Objective: Give the listing again in full, exactly as written.

Records supplied:
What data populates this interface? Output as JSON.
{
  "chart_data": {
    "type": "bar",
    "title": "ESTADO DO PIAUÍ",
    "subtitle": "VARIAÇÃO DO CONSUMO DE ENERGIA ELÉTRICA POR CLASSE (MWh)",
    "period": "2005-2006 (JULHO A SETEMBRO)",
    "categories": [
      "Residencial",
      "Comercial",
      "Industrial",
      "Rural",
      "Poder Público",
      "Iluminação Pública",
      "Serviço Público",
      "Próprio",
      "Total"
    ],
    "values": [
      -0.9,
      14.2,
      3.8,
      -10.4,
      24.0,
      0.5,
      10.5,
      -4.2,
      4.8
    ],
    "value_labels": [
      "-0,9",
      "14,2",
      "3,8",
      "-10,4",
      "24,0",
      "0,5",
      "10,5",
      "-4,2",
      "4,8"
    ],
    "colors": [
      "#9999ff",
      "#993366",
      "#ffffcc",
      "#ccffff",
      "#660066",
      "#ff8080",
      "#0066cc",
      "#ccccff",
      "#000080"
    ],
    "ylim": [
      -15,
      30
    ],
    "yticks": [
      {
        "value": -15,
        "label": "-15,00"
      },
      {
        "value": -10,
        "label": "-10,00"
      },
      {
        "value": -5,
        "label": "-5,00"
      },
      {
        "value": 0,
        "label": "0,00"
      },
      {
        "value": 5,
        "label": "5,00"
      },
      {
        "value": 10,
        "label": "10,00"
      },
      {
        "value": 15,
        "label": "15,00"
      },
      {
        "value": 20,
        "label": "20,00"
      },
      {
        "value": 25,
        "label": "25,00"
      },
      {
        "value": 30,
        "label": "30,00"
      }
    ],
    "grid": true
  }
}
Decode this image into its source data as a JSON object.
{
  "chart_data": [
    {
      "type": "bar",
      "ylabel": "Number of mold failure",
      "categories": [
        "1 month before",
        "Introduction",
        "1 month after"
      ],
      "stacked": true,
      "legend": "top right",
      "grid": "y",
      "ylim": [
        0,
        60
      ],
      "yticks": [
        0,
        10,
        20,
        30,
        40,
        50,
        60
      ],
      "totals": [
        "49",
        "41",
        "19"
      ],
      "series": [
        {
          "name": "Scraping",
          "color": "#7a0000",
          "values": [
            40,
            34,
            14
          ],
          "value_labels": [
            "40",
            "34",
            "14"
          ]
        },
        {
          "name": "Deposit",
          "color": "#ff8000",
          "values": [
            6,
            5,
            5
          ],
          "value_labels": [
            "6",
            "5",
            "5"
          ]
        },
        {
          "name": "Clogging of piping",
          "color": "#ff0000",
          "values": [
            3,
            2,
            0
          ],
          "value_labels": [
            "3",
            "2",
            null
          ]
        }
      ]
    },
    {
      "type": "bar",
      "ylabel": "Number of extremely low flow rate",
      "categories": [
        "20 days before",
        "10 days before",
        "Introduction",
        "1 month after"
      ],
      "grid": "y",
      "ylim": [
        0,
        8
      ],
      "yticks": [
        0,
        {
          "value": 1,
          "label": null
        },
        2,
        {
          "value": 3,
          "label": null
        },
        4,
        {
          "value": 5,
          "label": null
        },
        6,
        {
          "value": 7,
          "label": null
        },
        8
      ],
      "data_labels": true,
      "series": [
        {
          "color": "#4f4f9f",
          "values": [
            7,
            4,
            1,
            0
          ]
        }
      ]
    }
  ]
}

Exercise result:
What data populates this interface? Output as JSON.
{
  "chart_data": {
    "type": "bar",
    "title": "ESTADO DO PIAUÍ",
    "subtitle": "VARIAÇÃO DO CONSUMO DE ENERGIA ELÉTRICA POR CLASSE (MWh)",
    "period": "2005-2006 (JULHO A SETEMBRO)",
    "categories": [
      "Residencial",
      "Comercial",
      "Industrial",
      "Rural",
      "Poder Público",
      "Iluminação Pública",
      "Serviço Público",
      "Próprio",
      "Total"
    ],
    "values": [
      -0.9,
      14.2,
      3.8,
      -10.4,
      24.0,
      0.5,
      10.5,
      -4.2,
      4.8
    ],
    "value_labels": [
      "-0,9",
      "14,2",
      "3,8",
      "-10,4",
      "24,0",
      "0,5",
      "10,5",
      "-4,2",
      "4,8"
    ],
    "colors": [
      "#9999ff",
      "#993366",
      "#ffffcc",
      "#ccffff",
      "#660066",
      "#ff8080",
      "#0066cc",
      "#ccccff",
      "#000080"
    ],
    "ylim": [
      -15,
      30
    ],
    "yticks": [
      {
        "value": -15,
        "label": "-15,00"
      },
      {
        "value": -10,
        "label": "-10,00"
      },
      {
        "value": -5,
        "label": "-5,00"
      },
      {
        "value": 0,
        "label": "0,00"
      },
      {
        "value": 5,
        "label": "5,00"
      },
      {
        "value": 10,
        "label": "10,00"
      },
      {
        "value": 15,
        "label": "15,00"
      },
      {
        "value": 20,
        "label": "20,00"
      },
      {
        "value": 25,
        "label": "25,00"
      },
      {
        "value": 30,
        "label": "30,00"
      }
    ],
    "grid": true
  }
}
Decode this image into its source data as a JSON object.
{
  "chart_data": [
    {
      "type": "bar",
      "ylabel": "Number of mold failure",
      "categories": [
        "1 month before",
        "Introduction",
        "1 month after"
      ],
      "stacked": true,
      "legend": "top right",
      "grid": "y",
      "ylim": [
        0,
        60
      ],
      "yticks": [
        0,
        10,
        20,
        30,
        40,
        50,
        60
      ],
      "totals": [
        "49",
        "41",
        "19"
      ],
      "series": [
        {
          "name": "Scraping",
          "color": "#7a0000",
          "values": [
            40,
            34,
            14
          ],
          "value_labels": [
            "40",
            "34",
            "14"
          ]
        },
        {
          "name": "Deposit",
          "color": "#ff8000",
          "values": [
            6,
            5,
            5
          ],
          "value_labels": [
            "6",
            "5",
            "5"
          ]
        },
        {
          "name": "Clogging of piping",
          "color": "#ff0000",
          "values": [
            3,
            2,
            0
          ],
          "value_labels": [
            "3",
            "2",
            null
          ]
        }
      ]
    },
    {
      "type": "bar",
      "ylabel": "Number of extremely low flow rate",
      "categories": [
        "20 days before",
        "10 days before",
        "Introduction",
        "1 month after"
      ],
      "grid": "y",
      "ylim": [
        0,
        8
      ],
      "yticks": [
        0,
        {
          "value": 1,
          "label": null
        },
        2,
        {
          "value": 3,
          "label": null
        },
        4,
        {
          "value": 5,
          "label": null
        },
        6,
        {
          "value": 7,
          "label": null
        },
        8
      ],
      "data_labels": true,
      "series": [
        {
          "color": "#4f4f9f",
          "values": [
            7,
            4,
            1,
            0
          ]
        }
      ]
    }
  ]
}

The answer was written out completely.